::: Supplied records :::

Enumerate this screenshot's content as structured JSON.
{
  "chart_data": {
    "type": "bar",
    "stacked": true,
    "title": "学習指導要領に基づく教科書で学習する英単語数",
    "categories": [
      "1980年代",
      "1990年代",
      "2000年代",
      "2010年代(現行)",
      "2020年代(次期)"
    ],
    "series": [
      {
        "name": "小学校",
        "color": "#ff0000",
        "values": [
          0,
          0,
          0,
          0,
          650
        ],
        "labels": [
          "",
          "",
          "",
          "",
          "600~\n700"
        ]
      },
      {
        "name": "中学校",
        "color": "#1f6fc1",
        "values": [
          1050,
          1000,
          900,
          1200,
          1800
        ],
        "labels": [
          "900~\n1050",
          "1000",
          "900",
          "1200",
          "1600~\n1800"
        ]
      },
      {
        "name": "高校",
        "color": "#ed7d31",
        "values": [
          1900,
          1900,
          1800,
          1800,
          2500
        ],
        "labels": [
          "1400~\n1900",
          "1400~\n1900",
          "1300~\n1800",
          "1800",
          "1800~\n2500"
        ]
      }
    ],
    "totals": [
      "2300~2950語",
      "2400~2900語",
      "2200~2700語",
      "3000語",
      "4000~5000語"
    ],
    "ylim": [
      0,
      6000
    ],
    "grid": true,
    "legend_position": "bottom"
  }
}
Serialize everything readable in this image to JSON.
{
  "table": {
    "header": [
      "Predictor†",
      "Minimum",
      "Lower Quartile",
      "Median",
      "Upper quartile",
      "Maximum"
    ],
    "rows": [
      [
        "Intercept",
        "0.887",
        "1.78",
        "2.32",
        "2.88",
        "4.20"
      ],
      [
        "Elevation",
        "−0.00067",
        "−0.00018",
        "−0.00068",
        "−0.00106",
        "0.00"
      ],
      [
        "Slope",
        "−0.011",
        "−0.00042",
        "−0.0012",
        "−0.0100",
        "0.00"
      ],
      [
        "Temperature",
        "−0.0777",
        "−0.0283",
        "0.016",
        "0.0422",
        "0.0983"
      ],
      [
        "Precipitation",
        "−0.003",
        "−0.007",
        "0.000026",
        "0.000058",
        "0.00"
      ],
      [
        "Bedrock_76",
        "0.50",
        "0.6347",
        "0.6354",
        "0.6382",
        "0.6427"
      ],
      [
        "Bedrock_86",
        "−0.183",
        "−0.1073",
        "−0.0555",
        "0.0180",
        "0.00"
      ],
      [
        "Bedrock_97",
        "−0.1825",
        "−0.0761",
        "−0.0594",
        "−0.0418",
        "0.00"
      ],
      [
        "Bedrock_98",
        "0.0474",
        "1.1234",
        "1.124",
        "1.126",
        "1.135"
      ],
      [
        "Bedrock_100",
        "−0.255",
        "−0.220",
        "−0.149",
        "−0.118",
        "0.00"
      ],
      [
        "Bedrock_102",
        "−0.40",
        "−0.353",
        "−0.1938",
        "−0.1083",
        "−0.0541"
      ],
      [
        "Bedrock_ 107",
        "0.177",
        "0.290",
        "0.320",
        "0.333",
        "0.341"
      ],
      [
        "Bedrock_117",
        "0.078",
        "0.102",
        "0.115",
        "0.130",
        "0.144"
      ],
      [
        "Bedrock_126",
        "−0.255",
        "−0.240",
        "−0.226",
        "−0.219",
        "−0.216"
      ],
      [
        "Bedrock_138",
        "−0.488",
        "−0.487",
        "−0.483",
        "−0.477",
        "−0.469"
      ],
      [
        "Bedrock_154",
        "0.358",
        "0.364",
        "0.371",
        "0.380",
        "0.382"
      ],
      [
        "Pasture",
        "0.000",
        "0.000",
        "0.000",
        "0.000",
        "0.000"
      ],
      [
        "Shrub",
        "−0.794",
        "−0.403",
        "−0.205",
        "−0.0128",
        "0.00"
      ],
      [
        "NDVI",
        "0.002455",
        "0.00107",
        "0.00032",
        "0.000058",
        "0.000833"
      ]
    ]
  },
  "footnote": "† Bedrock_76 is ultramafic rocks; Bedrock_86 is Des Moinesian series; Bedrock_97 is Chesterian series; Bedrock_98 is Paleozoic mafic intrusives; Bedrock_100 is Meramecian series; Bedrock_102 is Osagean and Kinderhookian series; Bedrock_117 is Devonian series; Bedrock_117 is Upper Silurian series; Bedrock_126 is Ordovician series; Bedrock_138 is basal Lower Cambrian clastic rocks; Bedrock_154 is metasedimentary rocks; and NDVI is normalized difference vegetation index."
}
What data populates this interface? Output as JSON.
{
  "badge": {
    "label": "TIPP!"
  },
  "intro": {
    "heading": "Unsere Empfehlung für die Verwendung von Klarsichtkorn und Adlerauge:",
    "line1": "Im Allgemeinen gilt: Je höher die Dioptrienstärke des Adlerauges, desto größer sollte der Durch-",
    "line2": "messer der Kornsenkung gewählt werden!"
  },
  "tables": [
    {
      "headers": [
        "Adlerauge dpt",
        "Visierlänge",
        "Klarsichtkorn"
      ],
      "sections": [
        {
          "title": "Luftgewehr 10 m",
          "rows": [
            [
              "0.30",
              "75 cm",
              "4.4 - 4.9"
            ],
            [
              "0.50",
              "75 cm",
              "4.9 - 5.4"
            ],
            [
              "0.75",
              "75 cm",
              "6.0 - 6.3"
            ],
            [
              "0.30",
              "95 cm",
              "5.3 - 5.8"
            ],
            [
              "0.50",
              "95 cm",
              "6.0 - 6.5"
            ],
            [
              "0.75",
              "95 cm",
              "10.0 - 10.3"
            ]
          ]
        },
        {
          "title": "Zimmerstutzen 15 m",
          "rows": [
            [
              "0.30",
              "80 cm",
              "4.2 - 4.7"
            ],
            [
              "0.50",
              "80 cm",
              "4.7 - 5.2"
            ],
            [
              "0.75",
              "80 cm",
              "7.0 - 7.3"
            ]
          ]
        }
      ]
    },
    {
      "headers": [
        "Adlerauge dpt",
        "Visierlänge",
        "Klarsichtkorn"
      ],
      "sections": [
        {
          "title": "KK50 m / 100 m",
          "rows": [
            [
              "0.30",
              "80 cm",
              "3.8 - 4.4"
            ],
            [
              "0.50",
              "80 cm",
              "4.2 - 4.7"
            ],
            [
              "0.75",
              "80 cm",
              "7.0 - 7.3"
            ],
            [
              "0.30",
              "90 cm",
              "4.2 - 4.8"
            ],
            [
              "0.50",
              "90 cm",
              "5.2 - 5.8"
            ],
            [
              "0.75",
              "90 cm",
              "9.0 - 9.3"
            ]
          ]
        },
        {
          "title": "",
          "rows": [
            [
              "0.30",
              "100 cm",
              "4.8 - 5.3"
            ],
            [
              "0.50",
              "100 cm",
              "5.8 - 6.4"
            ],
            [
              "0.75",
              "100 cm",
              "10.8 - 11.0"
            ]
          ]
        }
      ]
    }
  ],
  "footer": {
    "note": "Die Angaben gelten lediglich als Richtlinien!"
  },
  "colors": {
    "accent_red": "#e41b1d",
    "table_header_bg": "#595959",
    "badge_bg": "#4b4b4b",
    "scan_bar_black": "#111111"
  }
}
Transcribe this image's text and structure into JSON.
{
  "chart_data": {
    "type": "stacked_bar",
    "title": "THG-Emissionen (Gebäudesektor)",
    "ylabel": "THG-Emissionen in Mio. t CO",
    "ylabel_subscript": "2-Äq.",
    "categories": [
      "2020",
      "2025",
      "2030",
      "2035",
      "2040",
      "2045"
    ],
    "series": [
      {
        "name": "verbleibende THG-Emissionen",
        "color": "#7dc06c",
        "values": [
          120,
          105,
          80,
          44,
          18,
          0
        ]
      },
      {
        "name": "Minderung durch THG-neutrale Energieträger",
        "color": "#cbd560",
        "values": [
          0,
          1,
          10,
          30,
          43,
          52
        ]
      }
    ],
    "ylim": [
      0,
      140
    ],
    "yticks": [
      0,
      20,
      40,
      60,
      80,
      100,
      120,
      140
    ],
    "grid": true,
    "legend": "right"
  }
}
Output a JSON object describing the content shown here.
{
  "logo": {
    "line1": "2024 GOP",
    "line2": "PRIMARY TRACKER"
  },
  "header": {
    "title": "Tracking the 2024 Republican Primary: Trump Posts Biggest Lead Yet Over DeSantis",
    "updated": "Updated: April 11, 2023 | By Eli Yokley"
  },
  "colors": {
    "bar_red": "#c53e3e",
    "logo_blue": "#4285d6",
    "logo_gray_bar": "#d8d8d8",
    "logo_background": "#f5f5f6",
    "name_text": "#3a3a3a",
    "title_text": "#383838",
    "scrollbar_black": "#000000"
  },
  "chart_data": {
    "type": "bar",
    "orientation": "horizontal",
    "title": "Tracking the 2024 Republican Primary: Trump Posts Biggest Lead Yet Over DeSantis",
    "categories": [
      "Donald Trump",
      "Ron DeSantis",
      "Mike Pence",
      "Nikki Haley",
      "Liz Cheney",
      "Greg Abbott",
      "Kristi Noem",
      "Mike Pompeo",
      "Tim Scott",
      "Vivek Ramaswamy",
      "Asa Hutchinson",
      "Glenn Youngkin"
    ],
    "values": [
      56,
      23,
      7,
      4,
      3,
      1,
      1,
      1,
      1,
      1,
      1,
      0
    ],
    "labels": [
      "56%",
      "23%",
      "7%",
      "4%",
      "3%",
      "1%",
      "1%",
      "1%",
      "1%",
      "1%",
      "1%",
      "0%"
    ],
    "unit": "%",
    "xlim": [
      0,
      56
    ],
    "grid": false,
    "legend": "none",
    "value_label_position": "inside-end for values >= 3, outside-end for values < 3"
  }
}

:::

Instructions for the task => Which lines include the word "JSON"? List them all.

Complete answer =>
Enumerate this screenshot's content as structured JSON.
Serialize everything readable in this image to JSON.
What data populates this interface? Output as JSON.
Transcribe this image's text and structure into JSON.
Output a JSON object describing the content shown here.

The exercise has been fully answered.